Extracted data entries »
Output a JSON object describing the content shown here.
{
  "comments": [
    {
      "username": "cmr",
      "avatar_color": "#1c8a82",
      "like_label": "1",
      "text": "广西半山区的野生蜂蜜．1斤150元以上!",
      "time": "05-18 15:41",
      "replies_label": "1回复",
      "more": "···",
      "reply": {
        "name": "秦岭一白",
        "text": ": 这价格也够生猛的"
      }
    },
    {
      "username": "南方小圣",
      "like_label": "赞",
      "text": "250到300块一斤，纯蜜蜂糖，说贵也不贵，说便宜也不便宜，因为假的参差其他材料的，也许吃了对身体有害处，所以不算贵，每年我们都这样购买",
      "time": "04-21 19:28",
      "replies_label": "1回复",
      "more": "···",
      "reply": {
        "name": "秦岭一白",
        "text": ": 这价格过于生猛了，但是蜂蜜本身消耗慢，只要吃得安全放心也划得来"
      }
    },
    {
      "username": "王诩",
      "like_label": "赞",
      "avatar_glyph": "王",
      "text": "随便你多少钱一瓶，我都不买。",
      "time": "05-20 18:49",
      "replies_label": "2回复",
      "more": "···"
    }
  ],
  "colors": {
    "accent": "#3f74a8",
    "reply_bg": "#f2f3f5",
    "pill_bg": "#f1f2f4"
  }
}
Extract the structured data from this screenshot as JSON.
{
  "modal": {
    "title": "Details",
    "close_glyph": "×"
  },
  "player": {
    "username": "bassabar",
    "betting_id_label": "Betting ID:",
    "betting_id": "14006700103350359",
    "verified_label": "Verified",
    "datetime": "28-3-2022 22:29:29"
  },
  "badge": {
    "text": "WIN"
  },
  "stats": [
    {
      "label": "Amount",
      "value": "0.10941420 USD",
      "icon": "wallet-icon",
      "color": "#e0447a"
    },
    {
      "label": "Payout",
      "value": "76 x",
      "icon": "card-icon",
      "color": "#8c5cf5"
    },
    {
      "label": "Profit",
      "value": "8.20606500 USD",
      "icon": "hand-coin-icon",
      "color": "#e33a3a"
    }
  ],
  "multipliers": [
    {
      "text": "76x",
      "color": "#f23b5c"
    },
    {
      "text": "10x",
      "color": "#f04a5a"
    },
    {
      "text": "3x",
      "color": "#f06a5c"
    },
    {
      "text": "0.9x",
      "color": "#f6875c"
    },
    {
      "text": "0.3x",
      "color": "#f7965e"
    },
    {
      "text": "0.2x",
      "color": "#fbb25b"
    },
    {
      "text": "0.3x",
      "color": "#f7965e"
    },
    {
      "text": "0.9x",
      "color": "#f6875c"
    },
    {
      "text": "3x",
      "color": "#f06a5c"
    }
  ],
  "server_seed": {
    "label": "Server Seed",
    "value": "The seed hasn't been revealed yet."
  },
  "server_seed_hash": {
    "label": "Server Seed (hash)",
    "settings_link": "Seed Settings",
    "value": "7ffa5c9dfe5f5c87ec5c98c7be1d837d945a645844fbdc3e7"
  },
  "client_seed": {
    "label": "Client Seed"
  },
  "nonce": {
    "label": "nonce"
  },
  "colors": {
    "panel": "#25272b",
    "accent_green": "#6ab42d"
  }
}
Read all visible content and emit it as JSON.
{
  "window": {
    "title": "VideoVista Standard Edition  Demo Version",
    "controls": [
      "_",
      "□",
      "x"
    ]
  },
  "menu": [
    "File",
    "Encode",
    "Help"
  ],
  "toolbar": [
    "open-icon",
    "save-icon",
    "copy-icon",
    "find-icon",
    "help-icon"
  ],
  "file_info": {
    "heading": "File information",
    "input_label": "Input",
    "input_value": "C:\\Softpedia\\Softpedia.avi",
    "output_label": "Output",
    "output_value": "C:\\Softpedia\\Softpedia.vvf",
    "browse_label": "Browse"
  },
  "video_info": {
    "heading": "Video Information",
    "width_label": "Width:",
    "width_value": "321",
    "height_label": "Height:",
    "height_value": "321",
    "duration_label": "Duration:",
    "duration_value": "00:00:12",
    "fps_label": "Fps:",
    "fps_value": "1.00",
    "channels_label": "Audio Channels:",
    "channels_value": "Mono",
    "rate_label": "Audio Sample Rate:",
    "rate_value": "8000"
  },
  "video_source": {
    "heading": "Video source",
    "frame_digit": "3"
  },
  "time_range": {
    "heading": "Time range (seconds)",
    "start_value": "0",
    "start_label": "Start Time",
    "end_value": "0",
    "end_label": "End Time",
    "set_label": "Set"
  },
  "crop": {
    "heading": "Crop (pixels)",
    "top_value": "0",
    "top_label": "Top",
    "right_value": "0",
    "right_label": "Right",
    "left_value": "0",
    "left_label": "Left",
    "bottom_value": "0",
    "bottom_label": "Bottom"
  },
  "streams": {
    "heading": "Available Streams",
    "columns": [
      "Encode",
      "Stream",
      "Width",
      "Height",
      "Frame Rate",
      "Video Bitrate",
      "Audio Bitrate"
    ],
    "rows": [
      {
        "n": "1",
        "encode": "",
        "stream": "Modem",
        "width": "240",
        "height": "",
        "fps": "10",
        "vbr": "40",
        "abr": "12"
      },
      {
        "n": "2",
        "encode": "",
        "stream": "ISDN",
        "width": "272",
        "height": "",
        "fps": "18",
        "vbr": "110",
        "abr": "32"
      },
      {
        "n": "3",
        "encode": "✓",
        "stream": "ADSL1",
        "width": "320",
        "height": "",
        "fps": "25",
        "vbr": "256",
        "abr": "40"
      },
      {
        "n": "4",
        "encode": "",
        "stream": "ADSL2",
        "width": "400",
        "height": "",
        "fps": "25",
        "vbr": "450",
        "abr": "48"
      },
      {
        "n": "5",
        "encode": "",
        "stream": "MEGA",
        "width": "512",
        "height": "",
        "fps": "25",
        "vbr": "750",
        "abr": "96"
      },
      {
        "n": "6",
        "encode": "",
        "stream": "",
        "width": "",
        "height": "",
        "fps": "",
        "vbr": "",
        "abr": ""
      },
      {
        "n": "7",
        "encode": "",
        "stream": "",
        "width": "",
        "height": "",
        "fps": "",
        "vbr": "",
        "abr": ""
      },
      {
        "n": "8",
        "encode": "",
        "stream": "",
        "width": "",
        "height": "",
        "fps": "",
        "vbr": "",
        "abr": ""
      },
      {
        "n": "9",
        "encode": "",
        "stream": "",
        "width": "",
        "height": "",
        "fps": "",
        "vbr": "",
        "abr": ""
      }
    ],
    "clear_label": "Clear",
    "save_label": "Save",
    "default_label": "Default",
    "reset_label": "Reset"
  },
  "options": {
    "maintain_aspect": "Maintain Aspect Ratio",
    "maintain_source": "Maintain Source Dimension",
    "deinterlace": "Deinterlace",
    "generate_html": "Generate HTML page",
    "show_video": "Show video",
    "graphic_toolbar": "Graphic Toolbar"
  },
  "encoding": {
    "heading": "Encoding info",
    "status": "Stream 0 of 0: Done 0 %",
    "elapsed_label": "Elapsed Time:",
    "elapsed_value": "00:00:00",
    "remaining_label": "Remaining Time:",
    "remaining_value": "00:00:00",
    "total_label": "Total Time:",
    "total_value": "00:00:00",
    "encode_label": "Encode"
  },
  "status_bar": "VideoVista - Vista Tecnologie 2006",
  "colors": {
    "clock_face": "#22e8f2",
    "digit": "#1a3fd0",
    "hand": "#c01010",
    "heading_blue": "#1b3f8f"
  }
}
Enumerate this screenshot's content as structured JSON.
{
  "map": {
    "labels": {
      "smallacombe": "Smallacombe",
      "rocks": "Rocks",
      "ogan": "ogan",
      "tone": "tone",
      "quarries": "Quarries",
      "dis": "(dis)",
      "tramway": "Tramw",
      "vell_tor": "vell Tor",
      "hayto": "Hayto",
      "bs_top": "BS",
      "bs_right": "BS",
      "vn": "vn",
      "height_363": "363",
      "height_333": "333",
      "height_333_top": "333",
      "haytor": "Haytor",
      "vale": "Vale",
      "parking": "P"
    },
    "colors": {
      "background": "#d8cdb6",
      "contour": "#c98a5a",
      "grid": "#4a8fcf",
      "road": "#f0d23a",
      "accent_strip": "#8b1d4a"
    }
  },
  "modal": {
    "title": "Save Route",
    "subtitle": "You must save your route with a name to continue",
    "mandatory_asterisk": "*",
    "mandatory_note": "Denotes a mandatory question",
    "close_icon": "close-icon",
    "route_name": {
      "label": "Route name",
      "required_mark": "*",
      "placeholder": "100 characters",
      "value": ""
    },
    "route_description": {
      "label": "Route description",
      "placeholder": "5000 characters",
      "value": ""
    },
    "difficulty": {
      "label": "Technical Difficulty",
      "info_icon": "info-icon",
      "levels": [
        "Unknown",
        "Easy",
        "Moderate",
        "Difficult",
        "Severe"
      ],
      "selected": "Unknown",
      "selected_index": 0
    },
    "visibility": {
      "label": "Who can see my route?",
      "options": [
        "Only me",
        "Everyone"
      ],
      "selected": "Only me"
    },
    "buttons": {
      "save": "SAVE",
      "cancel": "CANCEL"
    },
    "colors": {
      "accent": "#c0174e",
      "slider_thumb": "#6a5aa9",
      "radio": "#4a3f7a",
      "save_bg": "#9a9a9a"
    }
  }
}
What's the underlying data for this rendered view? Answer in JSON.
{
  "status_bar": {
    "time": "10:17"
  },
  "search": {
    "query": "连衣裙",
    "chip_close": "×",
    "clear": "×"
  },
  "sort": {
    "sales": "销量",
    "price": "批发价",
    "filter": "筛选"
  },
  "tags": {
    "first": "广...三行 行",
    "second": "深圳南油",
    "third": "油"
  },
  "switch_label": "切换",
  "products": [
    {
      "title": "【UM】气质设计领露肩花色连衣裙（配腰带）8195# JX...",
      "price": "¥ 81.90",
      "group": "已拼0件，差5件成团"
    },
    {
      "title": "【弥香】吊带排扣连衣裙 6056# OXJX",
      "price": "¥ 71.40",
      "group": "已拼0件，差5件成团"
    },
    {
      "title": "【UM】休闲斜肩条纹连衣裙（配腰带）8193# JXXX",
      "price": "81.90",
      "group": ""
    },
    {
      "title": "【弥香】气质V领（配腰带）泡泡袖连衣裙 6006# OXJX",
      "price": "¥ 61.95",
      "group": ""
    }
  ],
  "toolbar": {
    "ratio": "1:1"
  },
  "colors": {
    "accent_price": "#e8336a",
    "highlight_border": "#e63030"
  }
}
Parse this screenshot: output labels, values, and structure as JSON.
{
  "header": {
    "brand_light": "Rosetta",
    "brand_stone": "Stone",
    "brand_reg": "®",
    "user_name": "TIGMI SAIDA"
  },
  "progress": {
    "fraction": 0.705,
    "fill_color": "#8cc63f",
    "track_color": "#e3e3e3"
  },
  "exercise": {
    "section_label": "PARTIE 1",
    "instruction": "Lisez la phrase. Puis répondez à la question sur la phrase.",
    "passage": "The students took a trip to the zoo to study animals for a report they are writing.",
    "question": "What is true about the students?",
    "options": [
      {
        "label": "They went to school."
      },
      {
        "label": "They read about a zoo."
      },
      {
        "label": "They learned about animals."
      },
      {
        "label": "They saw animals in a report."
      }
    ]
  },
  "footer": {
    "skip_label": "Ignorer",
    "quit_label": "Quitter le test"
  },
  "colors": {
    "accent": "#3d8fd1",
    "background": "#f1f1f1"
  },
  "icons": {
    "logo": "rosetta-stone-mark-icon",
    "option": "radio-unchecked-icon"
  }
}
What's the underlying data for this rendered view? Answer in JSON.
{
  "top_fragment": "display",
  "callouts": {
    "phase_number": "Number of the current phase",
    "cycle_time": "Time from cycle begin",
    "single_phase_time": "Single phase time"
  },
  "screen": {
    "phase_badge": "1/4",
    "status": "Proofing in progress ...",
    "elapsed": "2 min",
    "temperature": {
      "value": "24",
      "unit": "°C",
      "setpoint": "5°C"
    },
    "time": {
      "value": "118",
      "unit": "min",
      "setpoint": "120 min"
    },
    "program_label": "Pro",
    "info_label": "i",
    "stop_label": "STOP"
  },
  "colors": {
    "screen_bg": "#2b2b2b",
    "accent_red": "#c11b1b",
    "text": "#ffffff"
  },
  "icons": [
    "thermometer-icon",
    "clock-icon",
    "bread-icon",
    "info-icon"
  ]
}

Exercise task » Look for lines containing the string "characters" and copy them all.

Answer below »
      "placeholder": "100 characters",
      "placeholder": "5000 characters",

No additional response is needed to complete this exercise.